• **The task**: Pictures in the data below are not part of the copy; transcribe everything else exactly.

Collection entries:
▶

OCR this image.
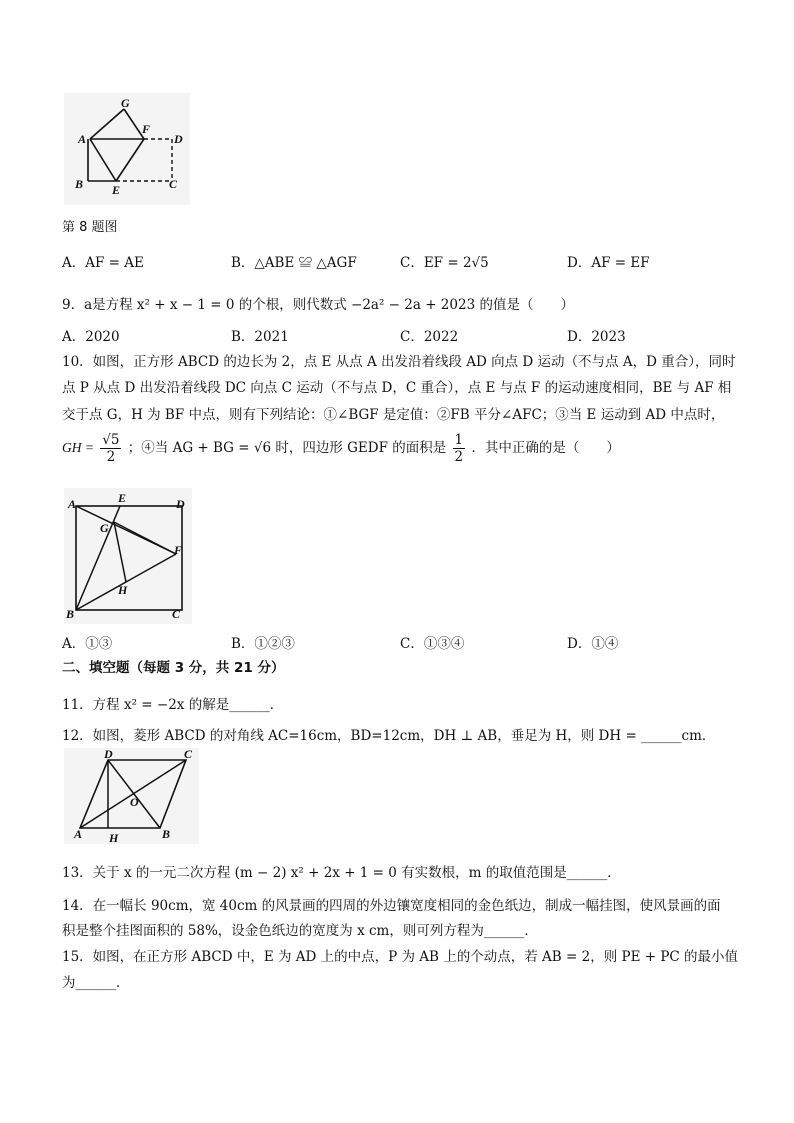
G
A
F
D
B E	C
第 8 题图
A．AF = AE	B．△ABE ≌ △AGF	C．EF = 2√5	D．AF = EF
9．a是方程 x² + x − 1 = 0 的个根，则代数式 −2a² − 2a + 2023 的值是（　　）
A．2020	B．2021	C．2022	D．2023
10．如图，正方形 ABCD 的边长为 2，点 E 从点 A 出发沿着线段 AD 向点 D 运动（不与点 A，D 重合），同时
点 P 从点 D 出发沿着线段 DC 向点 C 运动（不与点 D，C 重合），点 E 与点 F 的运动速度相同，BE 与 AF 相
交于点 G，H 为 BF 中点，则有下列结论：①∠BGF 是定值：②FB 平分∠AFC；③当 E 运动到 AD 中点时，
GH = $\frac{√5}{2}$ ；④当 AG + BG = √6 时，四边形 GEDF 的面积是 $\frac{1}{2}$ ．其中正确的是（　　）
A	E	D
G
F
H
B	C
A．①③	B．①②③	C．①③④	D．①④
二、填空题（每题 3 分，共 21 分）
11．方程 x² = −2x 的解是______．
12．如图，菱形 ABCD 的对角线 AC=16cm，BD=12cm，DH ⊥ AB，垂足为 H，则 DH = ______cm．
D	C
O
A H	B
13．关于 x 的一元二次方程 (m − 2) x² + 2x + 1 = 0 有实数根，m 的取值范围是______．
14．在一幅长 90cm，宽 40cm 的风景画的四周的外边镶宽度相同的金色纸边，制成一幅挂图，使风景画的面
积是整个挂图面积的 58%，设金色纸边的宽度为 x cm，则可列方程为______．
15．如图，在正方形 ABCD 中，E 为 AD 上的中点，P 为 AB 上的个动点，若 AB = 2，则 PE + PC 的最小值
为______．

◀

• **Task answer**:
OCR this image.
G
A
F
D
B E	C
第 8 题图
A．AF = AE	B．△ABE ≌ △AGF	C．EF = 2√5	D．AF = EF
9．a是方程 x² + x − 1 = 0 的个根，则代数式 −2a² − 2a + 2023 的值是（　　）
A．2020	B．2021	C．2022	D．2023
10．如图，正方形 ABCD 的边长为 2，点 E 从点 A 出发沿着线段 AD 向点 D 运动（不与点 A，D 重合），同时
点 P 从点 D 出发沿着线段 DC 向点 C 运动（不与点 D，C 重合），点 E 与点 F 的运动速度相同，BE 与 AF 相
交于点 G，H 为 BF 中点，则有下列结论：①∠BGF 是定值：②FB 平分∠AFC；③当 E 运动到 AD 中点时，
GH = $\frac{√5}{2}$ ；④当 AG + BG = √6 时，四边形 GEDF 的面积是 $\frac{1}{2}$ ．其中正确的是（　　）
A	E	D
G
F
H
B	C
A．①③	B．①②③	C．①③④	D．①④
二、填空题（每题 3 分，共 21 分）
11．方程 x² = −2x 的解是______．
12．如图，菱形 ABCD 的对角线 AC=16cm，BD=12cm，DH ⊥ AB，垂足为 H，则 DH = ______cm．
D	C
O
A H	B
13．关于 x 的一元二次方程 (m − 2) x² + 2x + 1 = 0 有实数根，m 的取值范围是______．
14．在一幅长 90cm，宽 40cm 的风景画的四周的外边镶宽度相同的金色纸边，制成一幅挂图，使风景画的面
积是整个挂图面积的 58%，设金色纸边的宽度为 x cm，则可列方程为______．
15．如图，在正方形 ABCD 中，E 为 AD 上的中点，P 为 AB 上的个动点，若 AB = 2，则 PE + PC 的最小值
为______．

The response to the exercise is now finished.